- **Goal of the exercise**: Return the number of lines that contain the word "WEIGHT", and return nothing else.

Lines of data

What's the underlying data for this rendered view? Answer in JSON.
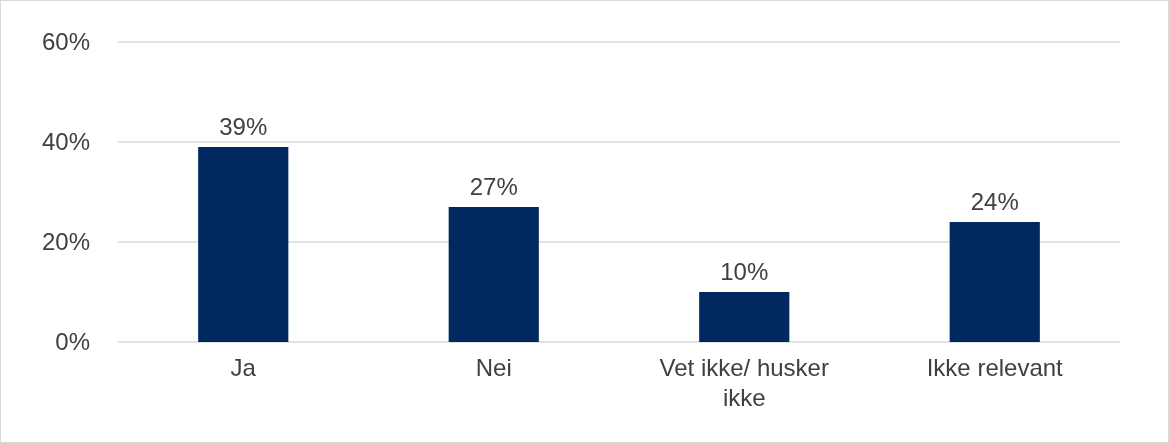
{
  "chart_data": {
    "type": "bar",
    "categories": [
      "Ja",
      "Nei",
      "Vet ikke/ husker ikke",
      "Ikke relevant"
    ],
    "values": [
      39,
      27,
      10,
      24
    ],
    "value_labels": [
      "39%",
      "27%",
      "10%",
      "24%"
    ],
    "color": "#002960",
    "ylim": [
      0,
      60
    ],
    "yticks": [
      {
        "value": 0,
        "label": "0%"
      },
      {
        "value": 20,
        "label": "20%"
      },
      {
        "value": 40,
        "label": "40%"
      },
      {
        "value": 60,
        "label": "60%"
      }
    ],
    "grid": "y"
  }
}
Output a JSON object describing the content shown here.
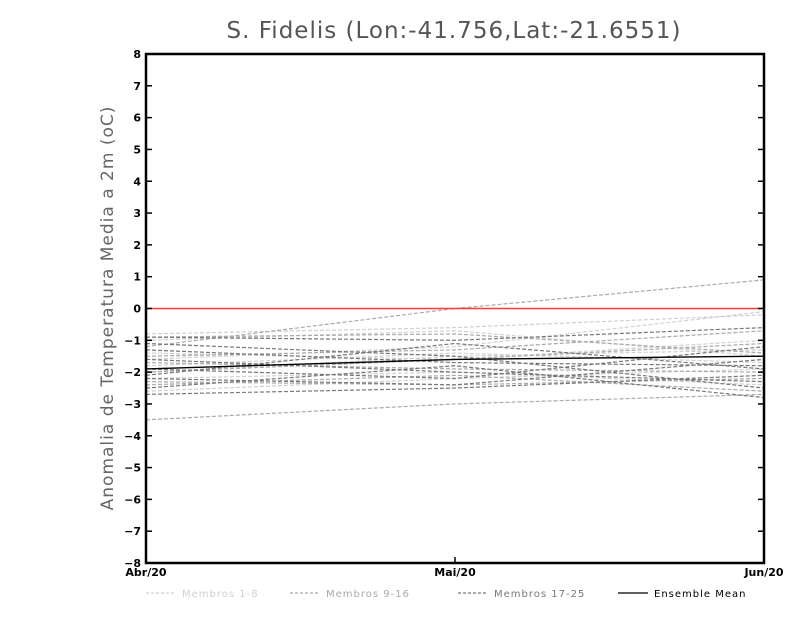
{
  "chart_data": {
    "type": "line",
    "title": "S. Fidelis (Lon:-41.756,Lat:-21.6551)",
    "ylabel": "Anomalia de Temperatura Media a 2m (oC)",
    "xlabel": "",
    "categories": [
      "Abr/20",
      "Mai/20",
      "Jun/20"
    ],
    "ylim": [
      -8,
      8
    ],
    "yticks": [
      -8,
      -7,
      -6,
      -5,
      -4,
      -3,
      -2,
      -1,
      0,
      1,
      2,
      3,
      4,
      5,
      6,
      7,
      8
    ],
    "reference_line": {
      "value": 0,
      "color": "#ff3b30"
    },
    "legend": [
      {
        "label": "Membros 1-8",
        "color": "#d0d0d0",
        "style": "dashed"
      },
      {
        "label": "Membros 9-16",
        "color": "#aaaaaa",
        "style": "dashed"
      },
      {
        "label": "Membros 17-25",
        "color": "#777777",
        "style": "dashed"
      },
      {
        "label": "Ensemble Mean",
        "color": "#000000",
        "style": "solid"
      }
    ],
    "series": [
      {
        "group": 0,
        "values": [
          -0.8,
          -0.6,
          -0.2
        ]
      },
      {
        "group": 0,
        "values": [
          -1.6,
          -1.2,
          -0.1
        ]
      },
      {
        "group": 0,
        "values": [
          -2.0,
          -1.5,
          -1.3
        ]
      },
      {
        "group": 0,
        "values": [
          -1.4,
          -1.6,
          -1.0
        ]
      },
      {
        "group": 0,
        "values": [
          -2.2,
          -2.0,
          -2.4
        ]
      },
      {
        "group": 0,
        "values": [
          -1.0,
          -0.7,
          -1.5
        ]
      },
      {
        "group": 0,
        "values": [
          -1.8,
          -1.4,
          -1.7
        ]
      },
      {
        "group": 0,
        "values": [
          -2.6,
          -2.2,
          -1.9
        ]
      },
      {
        "group": 1,
        "values": [
          -1.2,
          0.0,
          0.9
        ]
      },
      {
        "group": 1,
        "values": [
          -0.9,
          -0.8,
          -1.4
        ]
      },
      {
        "group": 1,
        "values": [
          -2.4,
          -2.1,
          -2.6
        ]
      },
      {
        "group": 1,
        "values": [
          -1.7,
          -1.9,
          -2.0
        ]
      },
      {
        "group": 1,
        "values": [
          -3.5,
          -3.0,
          -2.7
        ]
      },
      {
        "group": 1,
        "values": [
          -2.0,
          -1.6,
          -1.1
        ]
      },
      {
        "group": 1,
        "values": [
          -1.5,
          -1.3,
          -0.7
        ]
      },
      {
        "group": 1,
        "values": [
          -2.3,
          -2.4,
          -2.2
        ]
      },
      {
        "group": 2,
        "values": [
          -0.9,
          -1.0,
          -0.6
        ]
      },
      {
        "group": 2,
        "values": [
          -2.5,
          -1.8,
          -2.8
        ]
      },
      {
        "group": 2,
        "values": [
          -1.9,
          -2.2,
          -1.2
        ]
      },
      {
        "group": 2,
        "values": [
          -1.3,
          -1.7,
          -1.8
        ]
      },
      {
        "group": 2,
        "values": [
          -2.7,
          -2.5,
          -2.1
        ]
      },
      {
        "group": 2,
        "values": [
          -2.1,
          -1.1,
          -1.9
        ]
      },
      {
        "group": 2,
        "values": [
          -1.6,
          -2.0,
          -2.3
        ]
      },
      {
        "group": 2,
        "values": [
          -2.2,
          -2.4,
          -1.6
        ]
      },
      {
        "group": 2,
        "values": [
          -1.1,
          -1.5,
          -2.5
        ]
      },
      {
        "group": 3,
        "values": [
          -1.9,
          -1.6,
          -1.5
        ]
      }
    ]
  }
}
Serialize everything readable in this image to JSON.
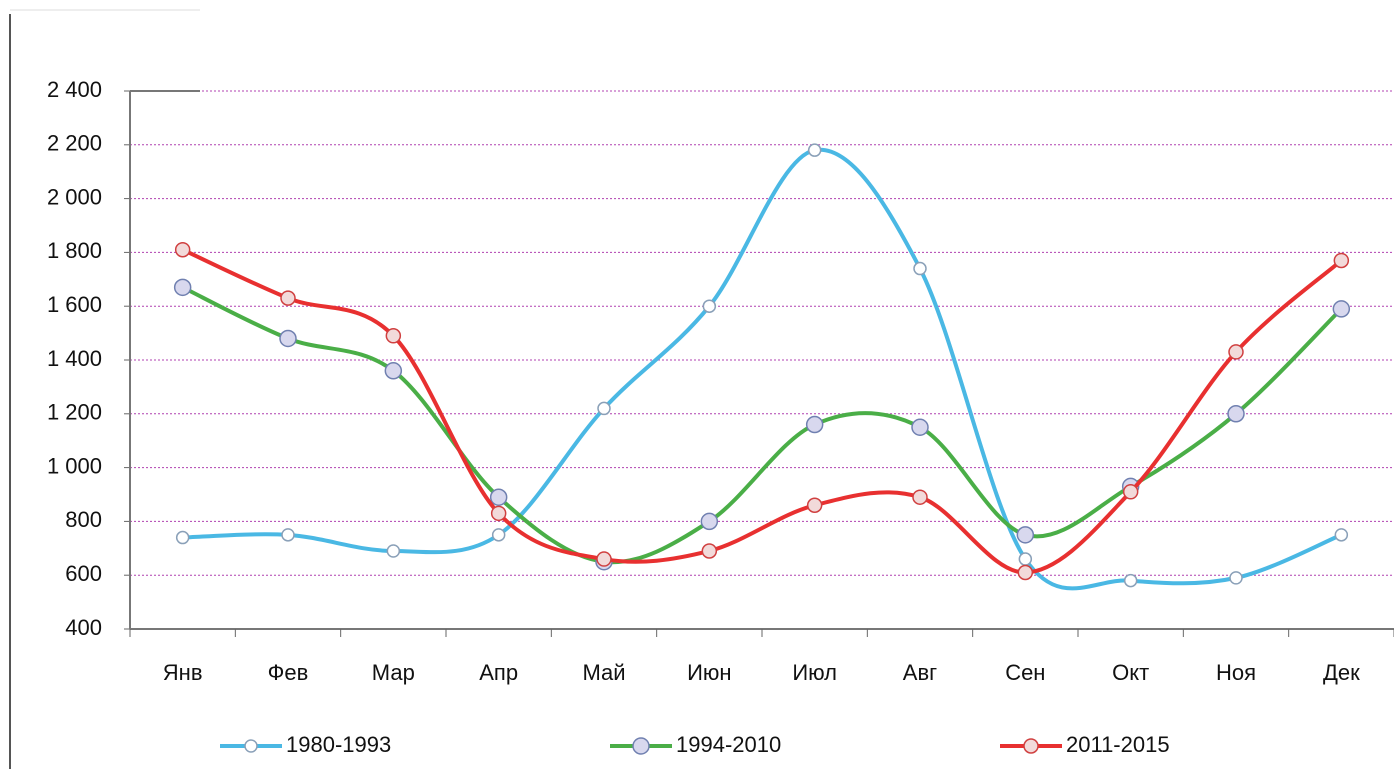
{
  "chart_data": {
    "type": "line",
    "categories": [
      "Янв",
      "Фев",
      "Мар",
      "Апр",
      "Май",
      "Июн",
      "Июл",
      "Авг",
      "Сен",
      "Окт",
      "Ноя",
      "Дек"
    ],
    "series": [
      {
        "name": "1980-1993",
        "color": "#4ab8e4",
        "values": [
          740,
          750,
          690,
          750,
          1220,
          1600,
          2180,
          1740,
          660,
          580,
          590,
          750
        ]
      },
      {
        "name": "1994-2010",
        "color": "#4aae47",
        "values": [
          1670,
          1480,
          1360,
          890,
          650,
          800,
          1160,
          1150,
          750,
          930,
          1200,
          1590
        ]
      },
      {
        "name": "2011-2015",
        "color": "#e83030",
        "values": [
          1810,
          1630,
          1490,
          830,
          660,
          690,
          860,
          890,
          610,
          910,
          1430,
          1770
        ]
      }
    ],
    "ylim": [
      400,
      2400
    ],
    "yticks": [
      {
        "value": 400,
        "label": "400"
      },
      {
        "value": 600,
        "label": "600"
      },
      {
        "value": 800,
        "label": "800"
      },
      {
        "value": 1000,
        "label": "1 000"
      },
      {
        "value": 1200,
        "label": "1 200"
      },
      {
        "value": 1400,
        "label": "1 400"
      },
      {
        "value": 1600,
        "label": "1 600"
      },
      {
        "value": 1800,
        "label": "1 800"
      },
      {
        "value": 2000,
        "label": "2 000"
      },
      {
        "value": 2200,
        "label": "2 200"
      },
      {
        "value": 2400,
        "label": "2 400"
      }
    ],
    "grid": true,
    "legend": "bottom"
  }
}
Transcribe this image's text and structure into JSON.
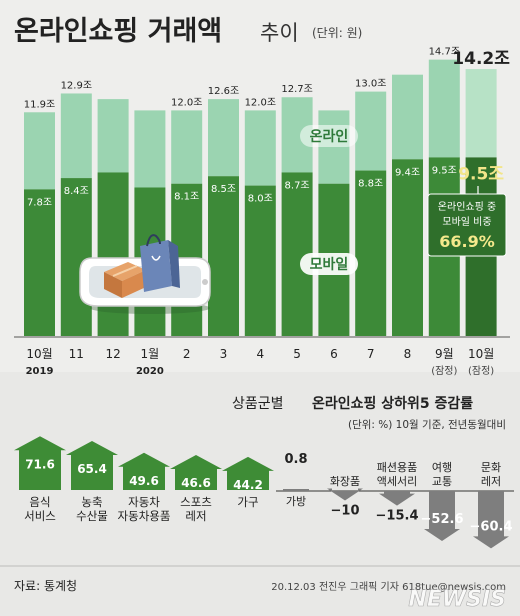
{
  "header": {
    "title": "온라인쇼핑 거래액",
    "title_suffix": "추이",
    "unit": "(단위: 원)"
  },
  "chart_data": [
    {
      "type": "bar",
      "title": "온라인쇼핑 거래액 추이",
      "unit": "(단위: 원)",
      "categories": [
        "10월",
        "11",
        "12",
        "1월",
        "2",
        "3",
        "4",
        "5",
        "6",
        "7",
        "8",
        "9월",
        "10월"
      ],
      "year_labels": [
        {
          "index": 0,
          "text": "2019"
        },
        {
          "index": 3,
          "text": "2020"
        }
      ],
      "sublabels": [
        {
          "index": 11,
          "text": "(잠정)"
        },
        {
          "index": 12,
          "text": "(잠정)"
        }
      ],
      "total_values": [
        11.9,
        12.9,
        12.6,
        12.0,
        12.0,
        12.6,
        12.0,
        12.7,
        12.0,
        13.0,
        13.9,
        14.7,
        14.2
      ],
      "mobile_values": [
        7.8,
        8.4,
        8.7,
        7.9,
        8.1,
        8.5,
        8.0,
        8.7,
        8.1,
        8.8,
        9.4,
        9.5,
        9.5
      ],
      "total_labels": [
        "11.9조",
        "12.9조",
        "",
        "",
        "12.0조",
        "12.6조",
        "12.0조",
        "12.7조",
        "",
        "13.0조",
        "",
        "14.7조",
        "14.2조"
      ],
      "mobile_labels": [
        "7.8조",
        "8.4조",
        "",
        "",
        "8.1조",
        "8.5조",
        "8.0조",
        "8.7조",
        "",
        "8.8조",
        "9.4조",
        "9.5조",
        "9.5조"
      ],
      "series": [
        {
          "name": "온라인",
          "color": "#9bd4b1"
        },
        {
          "name": "모바일",
          "color": "#3d8a38"
        }
      ],
      "ylim": [
        0,
        15
      ],
      "callout": {
        "line1": "온라인쇼핑 중",
        "line2": "모바일 비중",
        "value": "66.9%"
      }
    },
    {
      "type": "bar",
      "title": "상품군별 온라인쇼핑 상하위5 증감률",
      "title_prefix": "상품군별",
      "title_bold": "온라인쇼핑 상하위5 증감률",
      "subtitle": "(단위: %) 10월 기준, 전년동월대비",
      "top5": [
        {
          "label": [
            "음식",
            "서비스"
          ],
          "value": 71.6
        },
        {
          "label": [
            "농축",
            "수산물"
          ],
          "value": 65.4
        },
        {
          "label": [
            "자동차",
            "자동차용품"
          ],
          "value": 49.6
        },
        {
          "label": [
            "스포츠",
            "레저"
          ],
          "value": 46.6
        },
        {
          "label": [
            "가구"
          ],
          "value": 44.2
        }
      ],
      "bottom5": [
        {
          "label": [
            "가방"
          ],
          "value": 0.8,
          "value_text": "0.8"
        },
        {
          "label": [
            "화장품"
          ],
          "value": -10,
          "value_text": "−10"
        },
        {
          "label": [
            "패션용품",
            "액세서리"
          ],
          "value": -15.4,
          "value_text": "−15.4"
        },
        {
          "label": [
            "여행",
            "교통"
          ],
          "value": -52.6,
          "value_text": "−52.6"
        },
        {
          "label": [
            "문화",
            "레저"
          ],
          "value": -60.4,
          "value_text": "−60.4"
        }
      ],
      "top_color": "#3e8c36",
      "bottom_color": "#7e7e7e"
    }
  ],
  "footer": {
    "source": "자료: 통계청",
    "credit": "20.12.03 전진우 그래픽 기자 618tue@newsis.com",
    "watermark": "NEWSIS"
  }
}
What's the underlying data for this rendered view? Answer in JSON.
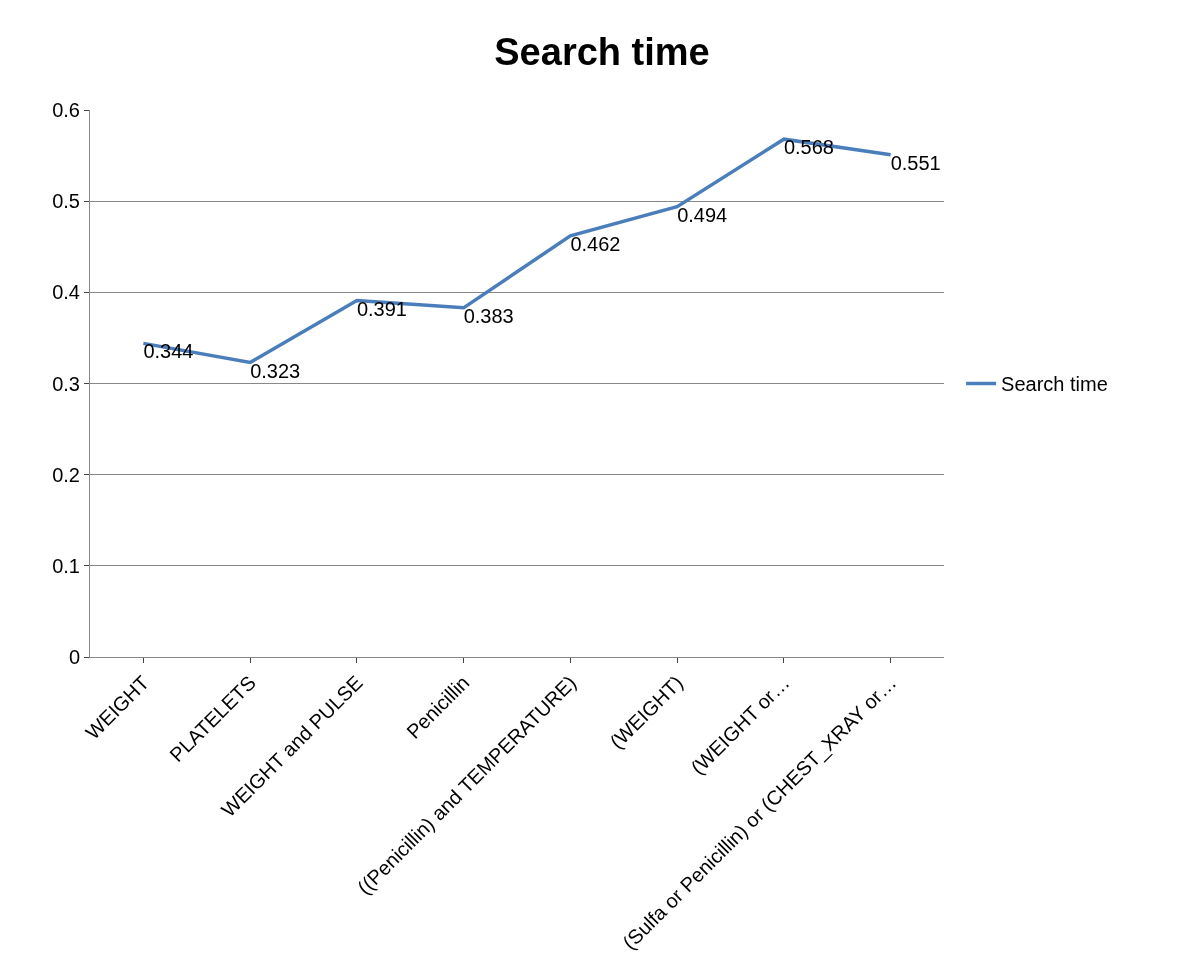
{
  "chart_data": {
    "type": "line",
    "title": "Search time",
    "categories": [
      "WEIGHT",
      "PLATELETS",
      "WEIGHT and PULSE",
      "Penicillin",
      "((Penicillin) and TEMPERATURE)",
      "(WEIGHT)",
      "(WEIGHT or…",
      "(Sulfa or Penicillin) or (CHEST_XRAY or…"
    ],
    "series": [
      {
        "name": "Search time",
        "color": "#4a7ebb",
        "values": [
          0.344,
          0.323,
          0.391,
          0.383,
          0.462,
          0.494,
          0.568,
          0.551
        ]
      }
    ],
    "ylim": [
      0,
      0.6
    ],
    "yticks": [
      0,
      0.1,
      0.2,
      0.3,
      0.4,
      0.5,
      0.6
    ],
    "grid": "y",
    "legend": "right",
    "line_style": "solid",
    "data_labels": true
  }
}
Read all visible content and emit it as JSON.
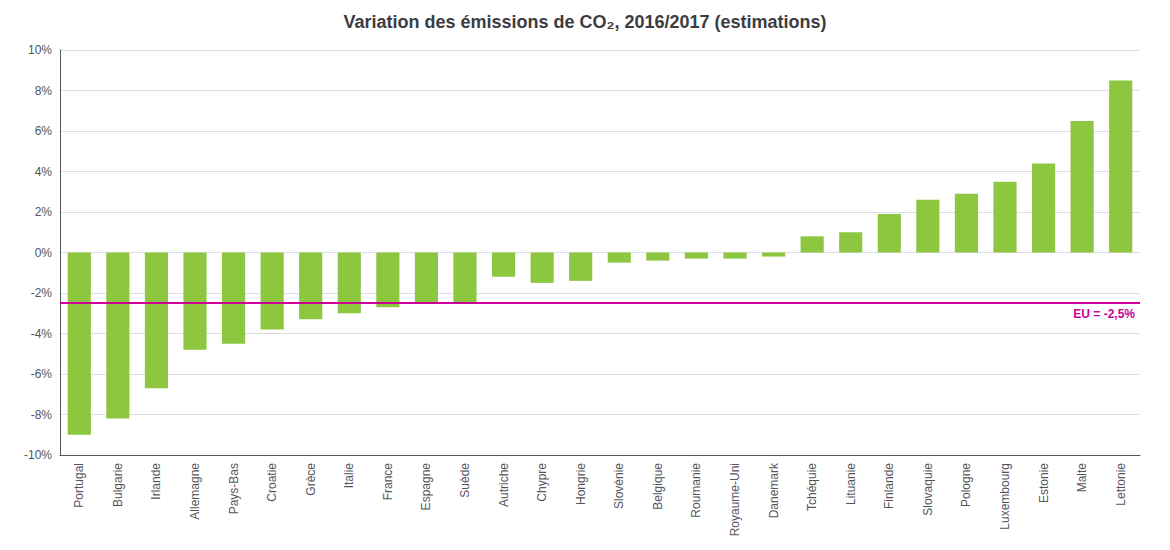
{
  "chart_data": {
    "type": "bar",
    "title": "Variation des émissions de CO₂, 2016/2017 (estimations)",
    "categories": [
      "Portugal",
      "Bulgarie",
      "Irlande",
      "Allemagne",
      "Pays-Bas",
      "Croatie",
      "Grèce",
      "Italie",
      "France",
      "Espagne",
      "Suède",
      "Autriche",
      "Chypre",
      "Hongrie",
      "Slovénie",
      "Belgique",
      "Roumanie",
      "Royaume-Uni",
      "Danemark",
      "Tchéquie",
      "Lituanie",
      "Finlande",
      "Slovaquie",
      "Pologne",
      "Luxembourg",
      "Estonie",
      "Malte",
      "Lettonie"
    ],
    "values": [
      -9.0,
      -8.2,
      -6.7,
      -4.8,
      -4.5,
      -3.8,
      -3.3,
      -3.0,
      -2.7,
      -2.5,
      -2.5,
      -1.2,
      -1.5,
      -1.4,
      -0.5,
      -0.4,
      -0.3,
      -0.3,
      -0.2,
      0.8,
      1.0,
      1.9,
      2.6,
      2.9,
      3.5,
      4.4,
      6.5,
      8.5
    ],
    "color": "#8dc63f",
    "ylim": [
      -10,
      10
    ],
    "yticks": [
      {
        "value": -10,
        "label": "-10%"
      },
      {
        "value": -8,
        "label": "-8%"
      },
      {
        "value": -6,
        "label": "-6%"
      },
      {
        "value": -4,
        "label": "-4%"
      },
      {
        "value": -2,
        "label": "-2%"
      },
      {
        "value": 0,
        "label": "0%"
      },
      {
        "value": 2,
        "label": "2%"
      },
      {
        "value": 4,
        "label": "4%"
      },
      {
        "value": 6,
        "label": "6%"
      },
      {
        "value": 8,
        "label": "8%"
      },
      {
        "value": 10,
        "label": "10%"
      }
    ],
    "grid": true,
    "annotations": [
      {
        "text": "EU = -2,5%",
        "y": -2.5,
        "color": "#cc0099"
      }
    ]
  }
}
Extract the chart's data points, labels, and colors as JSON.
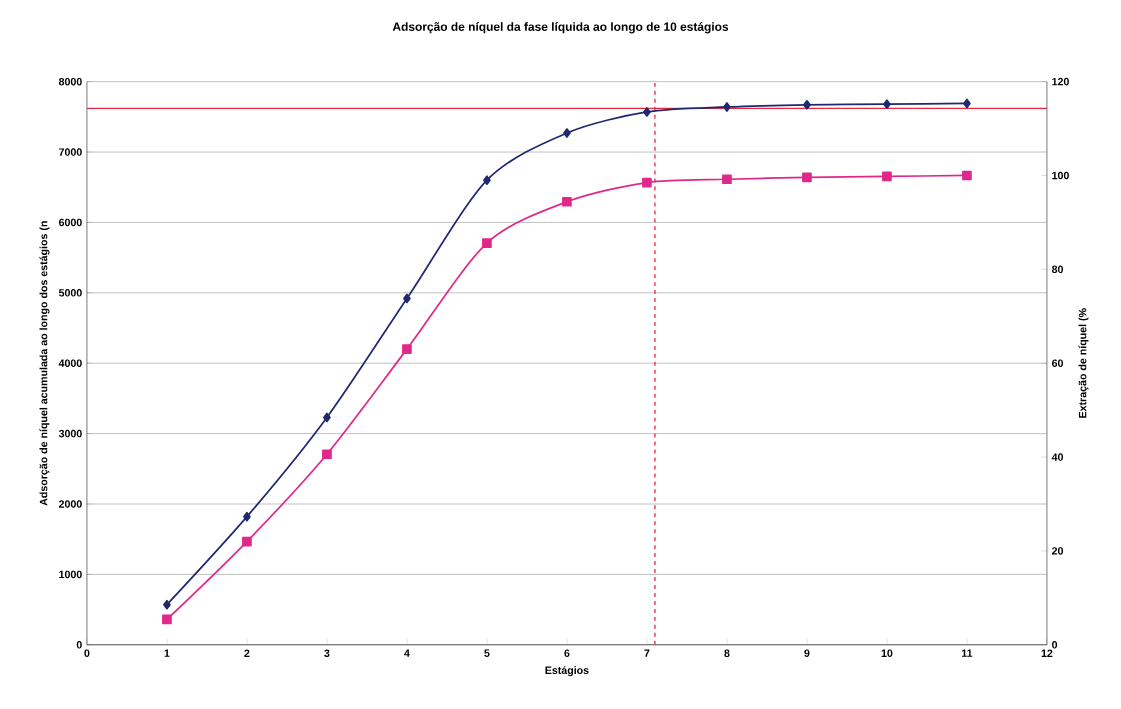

- **Result of the exercise**: 4